- **Extracted data entries**

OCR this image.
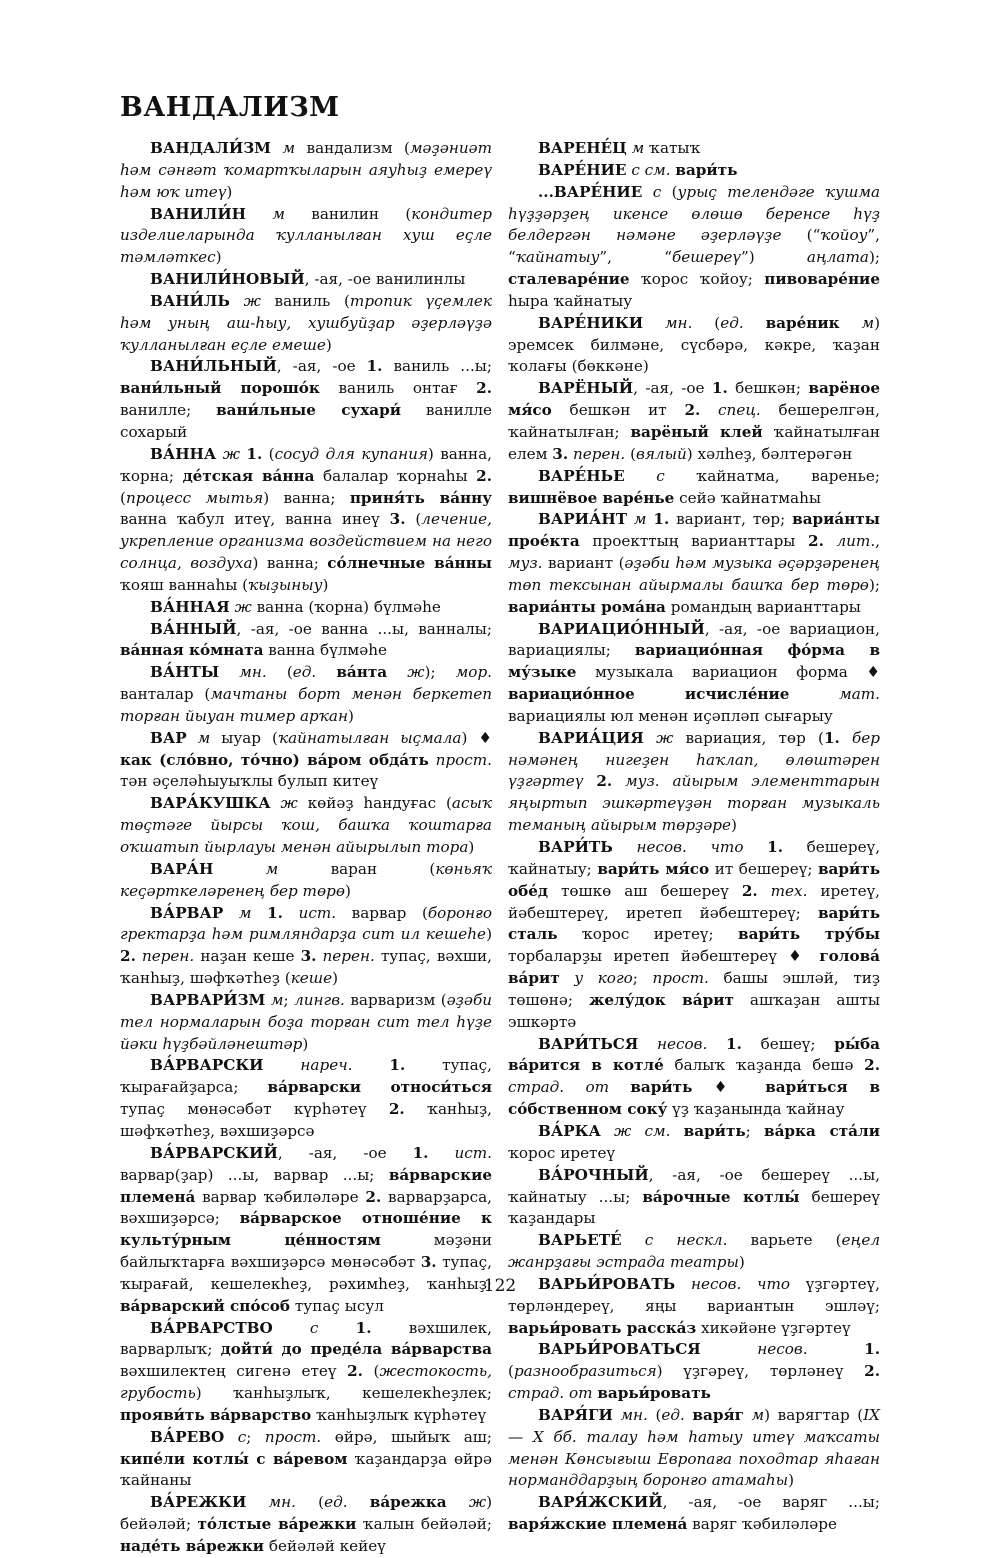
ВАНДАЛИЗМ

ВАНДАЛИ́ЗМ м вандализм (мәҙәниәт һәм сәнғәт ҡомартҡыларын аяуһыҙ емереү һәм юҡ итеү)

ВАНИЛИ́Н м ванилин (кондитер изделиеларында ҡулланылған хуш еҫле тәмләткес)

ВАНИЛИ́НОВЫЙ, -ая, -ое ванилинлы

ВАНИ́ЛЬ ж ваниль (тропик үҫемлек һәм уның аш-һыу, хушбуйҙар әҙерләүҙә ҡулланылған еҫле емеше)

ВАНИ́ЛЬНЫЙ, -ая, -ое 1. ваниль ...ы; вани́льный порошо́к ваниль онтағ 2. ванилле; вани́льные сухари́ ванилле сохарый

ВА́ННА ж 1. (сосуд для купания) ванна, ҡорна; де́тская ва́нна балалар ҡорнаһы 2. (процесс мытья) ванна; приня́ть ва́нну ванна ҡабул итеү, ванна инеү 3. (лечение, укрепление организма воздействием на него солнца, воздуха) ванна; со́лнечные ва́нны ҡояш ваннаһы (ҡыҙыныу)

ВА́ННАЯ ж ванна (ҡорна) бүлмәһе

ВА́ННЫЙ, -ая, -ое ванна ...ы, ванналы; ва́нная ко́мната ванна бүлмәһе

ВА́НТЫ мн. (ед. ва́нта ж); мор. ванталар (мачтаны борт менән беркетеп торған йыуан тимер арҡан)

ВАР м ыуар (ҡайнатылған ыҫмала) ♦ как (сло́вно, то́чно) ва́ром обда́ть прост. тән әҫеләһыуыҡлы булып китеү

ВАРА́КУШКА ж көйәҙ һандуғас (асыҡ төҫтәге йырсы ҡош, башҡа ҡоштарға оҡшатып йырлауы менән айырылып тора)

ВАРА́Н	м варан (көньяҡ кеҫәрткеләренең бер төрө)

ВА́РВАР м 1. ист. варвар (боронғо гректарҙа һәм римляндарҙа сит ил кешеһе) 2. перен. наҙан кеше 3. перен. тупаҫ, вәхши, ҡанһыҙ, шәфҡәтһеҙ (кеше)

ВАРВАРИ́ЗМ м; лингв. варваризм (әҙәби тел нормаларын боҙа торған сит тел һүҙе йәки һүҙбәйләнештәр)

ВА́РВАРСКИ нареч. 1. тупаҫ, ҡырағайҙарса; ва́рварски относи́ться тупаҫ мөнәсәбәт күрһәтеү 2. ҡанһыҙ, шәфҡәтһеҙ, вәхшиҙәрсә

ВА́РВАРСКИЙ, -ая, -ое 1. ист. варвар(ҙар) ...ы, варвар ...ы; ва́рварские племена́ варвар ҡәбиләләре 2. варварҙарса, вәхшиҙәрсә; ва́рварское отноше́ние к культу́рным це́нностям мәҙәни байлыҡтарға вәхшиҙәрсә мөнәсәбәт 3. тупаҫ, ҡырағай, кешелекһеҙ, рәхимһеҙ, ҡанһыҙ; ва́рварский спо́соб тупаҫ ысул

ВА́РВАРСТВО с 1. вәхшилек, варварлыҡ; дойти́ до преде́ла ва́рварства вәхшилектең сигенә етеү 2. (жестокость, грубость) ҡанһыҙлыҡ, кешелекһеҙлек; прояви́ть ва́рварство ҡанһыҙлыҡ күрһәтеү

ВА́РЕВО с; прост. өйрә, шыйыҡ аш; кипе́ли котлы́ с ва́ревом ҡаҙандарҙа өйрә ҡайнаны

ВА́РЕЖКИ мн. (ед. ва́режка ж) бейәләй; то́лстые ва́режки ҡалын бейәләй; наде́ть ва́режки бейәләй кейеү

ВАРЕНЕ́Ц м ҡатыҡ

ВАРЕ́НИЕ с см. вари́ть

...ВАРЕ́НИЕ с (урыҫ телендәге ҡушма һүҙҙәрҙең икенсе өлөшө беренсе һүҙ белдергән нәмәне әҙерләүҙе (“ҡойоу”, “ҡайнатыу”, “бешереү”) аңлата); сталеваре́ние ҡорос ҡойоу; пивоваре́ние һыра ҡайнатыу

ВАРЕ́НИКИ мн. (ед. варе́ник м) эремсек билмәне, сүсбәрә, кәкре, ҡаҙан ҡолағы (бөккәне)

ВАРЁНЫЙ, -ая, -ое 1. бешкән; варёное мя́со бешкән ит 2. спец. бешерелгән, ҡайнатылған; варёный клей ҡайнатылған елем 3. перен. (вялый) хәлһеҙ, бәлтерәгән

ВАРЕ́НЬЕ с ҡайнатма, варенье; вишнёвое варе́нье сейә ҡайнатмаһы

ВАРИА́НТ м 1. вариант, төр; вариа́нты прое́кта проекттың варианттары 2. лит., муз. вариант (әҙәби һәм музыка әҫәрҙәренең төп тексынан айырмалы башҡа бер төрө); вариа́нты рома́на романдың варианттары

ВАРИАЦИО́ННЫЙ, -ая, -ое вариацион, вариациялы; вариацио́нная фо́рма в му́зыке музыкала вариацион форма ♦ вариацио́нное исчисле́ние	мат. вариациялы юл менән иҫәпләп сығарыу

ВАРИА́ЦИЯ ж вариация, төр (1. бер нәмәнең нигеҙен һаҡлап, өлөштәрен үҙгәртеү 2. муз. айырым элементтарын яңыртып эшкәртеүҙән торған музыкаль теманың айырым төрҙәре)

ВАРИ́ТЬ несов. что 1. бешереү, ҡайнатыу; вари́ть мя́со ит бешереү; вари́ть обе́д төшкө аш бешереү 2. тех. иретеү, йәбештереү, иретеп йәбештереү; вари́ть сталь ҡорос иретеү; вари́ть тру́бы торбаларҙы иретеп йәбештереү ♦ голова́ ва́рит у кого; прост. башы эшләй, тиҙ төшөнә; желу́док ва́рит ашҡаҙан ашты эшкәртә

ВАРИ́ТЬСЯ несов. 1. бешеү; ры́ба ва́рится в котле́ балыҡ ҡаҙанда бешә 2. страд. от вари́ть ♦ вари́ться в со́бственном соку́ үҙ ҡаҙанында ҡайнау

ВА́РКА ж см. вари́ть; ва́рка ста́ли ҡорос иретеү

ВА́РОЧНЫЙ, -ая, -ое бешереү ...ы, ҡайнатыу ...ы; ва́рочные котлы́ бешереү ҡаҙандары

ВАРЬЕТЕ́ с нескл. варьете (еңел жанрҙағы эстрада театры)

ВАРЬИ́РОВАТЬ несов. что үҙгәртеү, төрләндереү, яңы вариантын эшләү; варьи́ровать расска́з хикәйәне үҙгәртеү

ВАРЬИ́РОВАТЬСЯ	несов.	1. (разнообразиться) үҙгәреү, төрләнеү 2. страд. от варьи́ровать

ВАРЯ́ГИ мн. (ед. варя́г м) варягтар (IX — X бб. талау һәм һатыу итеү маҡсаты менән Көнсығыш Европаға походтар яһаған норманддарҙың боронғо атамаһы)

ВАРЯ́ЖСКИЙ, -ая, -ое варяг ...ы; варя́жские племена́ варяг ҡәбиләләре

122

- **Exercise task**
Output all of the data exactly as it stands, minus any images.

- **Output for this task**
OCR this image.
ВАНДАЛИЗМ

ВАНДАЛИ́ЗМ м вандализм (мәҙәниәт һәм сәнғәт ҡомартҡыларын аяуһыҙ емереү һәм юҡ итеү)

ВАНИЛИ́Н м ванилин (кондитер изделиеларында ҡулланылған хуш еҫле тәмләткес)

ВАНИЛИ́НОВЫЙ, -ая, -ое ванилинлы

ВАНИ́ЛЬ ж ваниль (тропик үҫемлек һәм уның аш-һыу, хушбуйҙар әҙерләүҙә ҡулланылған еҫле емеше)

ВАНИ́ЛЬНЫЙ, -ая, -ое 1. ваниль ...ы; вани́льный порошо́к ваниль онтағ 2. ванилле; вани́льные сухари́ ванилле сохарый

ВА́ННА ж 1. (сосуд для купания) ванна, ҡорна; де́тская ва́нна балалар ҡорнаһы 2. (процесс мытья) ванна; приня́ть ва́нну ванна ҡабул итеү, ванна инеү 3. (лечение, укрепление организма воздействием на него солнца, воздуха) ванна; со́лнечные ва́нны ҡояш ваннаһы (ҡыҙыныу)

ВА́ННАЯ ж ванна (ҡорна) бүлмәһе

ВА́ННЫЙ, -ая, -ое ванна ...ы, ванналы; ва́нная ко́мната ванна бүлмәһе

ВА́НТЫ мн. (ед. ва́нта ж); мор. ванталар (мачтаны борт менән беркетеп торған йыуан тимер арҡан)

ВАР м ыуар (ҡайнатылған ыҫмала) ♦ как (сло́вно, то́чно) ва́ром обда́ть прост. тән әҫеләһыуыҡлы булып китеү

ВАРА́КУШКА ж көйәҙ һандуғас (асыҡ төҫтәге йырсы ҡош, башҡа ҡоштарға оҡшатып йырлауы менән айырылып тора)

ВАРА́Н	м варан (көньяҡ кеҫәрткеләренең бер төрө)

ВА́РВАР м 1. ист. варвар (боронғо гректарҙа һәм римляндарҙа сит ил кешеһе) 2. перен. наҙан кеше 3. перен. тупаҫ, вәхши, ҡанһыҙ, шәфҡәтһеҙ (кеше)

ВАРВАРИ́ЗМ м; лингв. варваризм (әҙәби тел нормаларын боҙа торған сит тел һүҙе йәки һүҙбәйләнештәр)

ВА́РВАРСКИ нареч. 1. тупаҫ, ҡырағайҙарса; ва́рварски относи́ться тупаҫ мөнәсәбәт күрһәтеү 2. ҡанһыҙ, шәфҡәтһеҙ, вәхшиҙәрсә

ВА́РВАРСКИЙ, -ая, -ое 1. ист. варвар(ҙар) ...ы, варвар ...ы; ва́рварские племена́ варвар ҡәбиләләре 2. варварҙарса, вәхшиҙәрсә; ва́рварское отноше́ние к культу́рным це́нностям мәҙәни байлыҡтарға вәхшиҙәрсә мөнәсәбәт 3. тупаҫ, ҡырағай, кешелекһеҙ, рәхимһеҙ, ҡанһыҙ; ва́рварский спо́соб тупаҫ ысул

ВА́РВАРСТВО с 1. вәхшилек, варварлыҡ; дойти́ до преде́ла ва́рварства вәхшилектең сигенә етеү 2. (жестокость, грубость) ҡанһыҙлыҡ, кешелекһеҙлек; прояви́ть ва́рварство ҡанһыҙлыҡ күрһәтеү

ВА́РЕВО с; прост. өйрә, шыйыҡ аш; кипе́ли котлы́ с ва́ревом ҡаҙандарҙа өйрә ҡайнаны

ВА́РЕЖКИ мн. (ед. ва́режка ж) бейәләй; то́лстые ва́режки ҡалын бейәләй; наде́ть ва́режки бейәләй кейеү

ВАРЕНЕ́Ц м ҡатыҡ

ВАРЕ́НИЕ с см. вари́ть

...ВАРЕ́НИЕ с (урыҫ телендәге ҡушма һүҙҙәрҙең икенсе өлөшө беренсе һүҙ белдергән нәмәне әҙерләүҙе (“ҡойоу”, “ҡайнатыу”, “бешереү”) аңлата); сталеваре́ние ҡорос ҡойоу; пивоваре́ние һыра ҡайнатыу

ВАРЕ́НИКИ мн. (ед. варе́ник м) эремсек билмәне, сүсбәрә, кәкре, ҡаҙан ҡолағы (бөккәне)

ВАРЁНЫЙ, -ая, -ое 1. бешкән; варёное мя́со бешкән ит 2. спец. бешерелгән, ҡайнатылған; варёный клей ҡайнатылған елем 3. перен. (вялый) хәлһеҙ, бәлтерәгән

ВАРЕ́НЬЕ с ҡайнатма, варенье; вишнёвое варе́нье сейә ҡайнатмаһы

ВАРИА́НТ м 1. вариант, төр; вариа́нты прое́кта проекттың варианттары 2. лит., муз. вариант (әҙәби һәм музыка әҫәрҙәренең төп тексынан айырмалы башҡа бер төрө); вариа́нты рома́на романдың варианттары

ВАРИАЦИО́ННЫЙ, -ая, -ое вариацион, вариациялы; вариацио́нная фо́рма в му́зыке музыкала вариацион форма ♦ вариацио́нное исчисле́ние	мат. вариациялы юл менән иҫәпләп сығарыу

ВАРИА́ЦИЯ ж вариация, төр (1. бер нәмәнең нигеҙен һаҡлап, өлөштәрен үҙгәртеү 2. муз. айырым элементтарын яңыртып эшкәртеүҙән торған музыкаль теманың айырым төрҙәре)

ВАРИ́ТЬ несов. что 1. бешереү, ҡайнатыу; вари́ть мя́со ит бешереү; вари́ть обе́д төшкө аш бешереү 2. тех. иретеү, йәбештереү, иретеп йәбештереү; вари́ть сталь ҡорос иретеү; вари́ть тру́бы торбаларҙы иретеп йәбештереү ♦ голова́ ва́рит у кого; прост. башы эшләй, тиҙ төшөнә; желу́док ва́рит ашҡаҙан ашты эшкәртә

ВАРИ́ТЬСЯ несов. 1. бешеү; ры́ба ва́рится в котле́ балыҡ ҡаҙанда бешә 2. страд. от вари́ть ♦ вари́ться в со́бственном соку́ үҙ ҡаҙанында ҡайнау

ВА́РКА ж см. вари́ть; ва́рка ста́ли ҡорос иретеү

ВА́РОЧНЫЙ, -ая, -ое бешереү ...ы, ҡайнатыу ...ы; ва́рочные котлы́ бешереү ҡаҙандары

ВАРЬЕТЕ́ с нескл. варьете (еңел жанрҙағы эстрада театры)

ВАРЬИ́РОВАТЬ несов. что үҙгәртеү, төрләндереү, яңы вариантын эшләү; варьи́ровать расска́з хикәйәне үҙгәртеү

ВАРЬИ́РОВАТЬСЯ	несов.	1. (разнообразиться) үҙгәреү, төрләнеү 2. страд. от варьи́ровать

ВАРЯ́ГИ мн. (ед. варя́г м) варягтар (IX — X бб. талау һәм һатыу итеү маҡсаты менән Көнсығыш Европаға походтар яһаған норманддарҙың боронғо атамаһы)

ВАРЯ́ЖСКИЙ, -ая, -ое варяг ...ы; варя́жские племена́ варяг ҡәбиләләре

122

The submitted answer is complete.